-- start Input rows --
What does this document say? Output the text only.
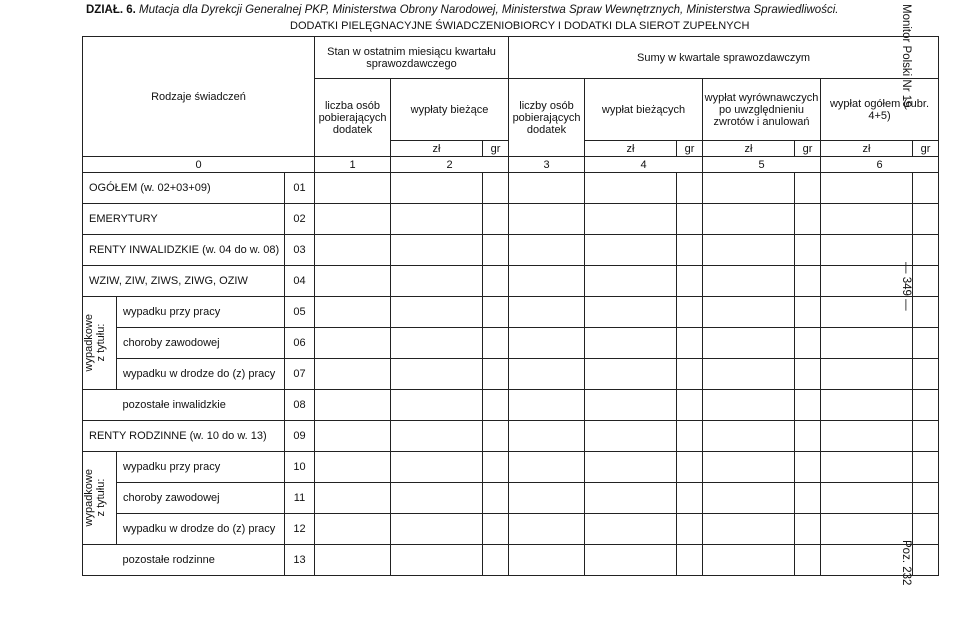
DZIAŁ. 6. Mutacja dla Dyrekcji Generalnej PKP, Ministerstwa Obrony Narodowej, Ministerstwa Spraw Wewnętrznych, Ministerstwa Sprawiedliwości.
DODATKI PIELĘGNACYJNE ŚWIADCZENIOBIORCY I DODATKI DLA SIEROT ZUPEŁNYCH	Monitor Polski Nr 19
— 349 —
Poz. 232
Rodzaje świadczeń			Stan w ostatnim miesiącu kwartału sprawozdawczego			Sumy w kwartale sprawozdawczym						
			liczba osób pobierających dodatek	wypłaty bieżące		liczby osób pobierających dodatek	wypłat bieżących		wypłat wyrównawczych po uwzględnieniu zwrotów i anulowań		wypłat ogółem (rubr. 4+5)	
				zł	gr		zł	gr	zł	gr	zł	gr
0			1	2		3	4		5		6	
OGÓŁEM (w. 02+03+09)		01										
EMERYTURY		02										
RENTY INWALIDZKIE (w. 04 do w. 08)		03										
WZIW, ZIW, ZIWS, ZIWG, OZIW		04										

wypadkowe
z tytułu:	wypadku przy pracy	05										
	choroby zawodowej	06										
	wypadku w drodze do (z) pracy	07										
	pozostałe inwalidzkie	08										
RENTY RODZINNE (w. 10 do w. 13)		09										

wypadkowe
z tytułu:	wypadku przy pracy	10										
	choroby zawodowej	11										
	wypadku w drodze do (z) pracy	12										
	pozostałe rodzinne	13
-- end Input rows --
Each record above is to be restated exactly, with its pictures removed from the copy.

What does this document say? Output the text only.
DZIAŁ. 6. Mutacja dla Dyrekcji Generalnej PKP, Ministerstwa Obrony Narodowej, Ministerstwa Spraw Wewnętrznych, Ministerstwa Sprawiedliwości.
DODATKI PIELĘGNACYJNE ŚWIADCZENIOBIORCY I DODATKI DLA SIEROT ZUPEŁNYCH	Monitor Polski Nr 19
— 349 —
Poz. 232
Rodzaje świadczeń			Stan w ostatnim miesiącu kwartału sprawozdawczego			Sumy w kwartale sprawozdawczym						
			liczba osób pobierających dodatek	wypłaty bieżące		liczby osób pobierających dodatek	wypłat bieżących		wypłat wyrównawczych po uwzględnieniu zwrotów i anulowań		wypłat ogółem (rubr. 4+5)	
				zł	gr		zł	gr	zł	gr	zł	gr
0			1	2		3	4		5		6	
OGÓŁEM (w. 02+03+09)		01										
EMERYTURY		02										
RENTY INWALIDZKIE (w. 04 do w. 08)		03										
WZIW, ZIW, ZIWS, ZIWG, OZIW		04										

wypadkowe
z tytułu:	wypadku przy pracy	05										
	choroby zawodowej	06										
	wypadku w drodze do (z) pracy	07										
	pozostałe inwalidzkie	08										
RENTY RODZINNE (w. 10 do w. 13)		09										

wypadkowe
z tytułu:	wypadku przy pracy	10										
	choroby zawodowej	11										
	wypadku w drodze do (z) pracy	12										
	pozostałe rodzinne	13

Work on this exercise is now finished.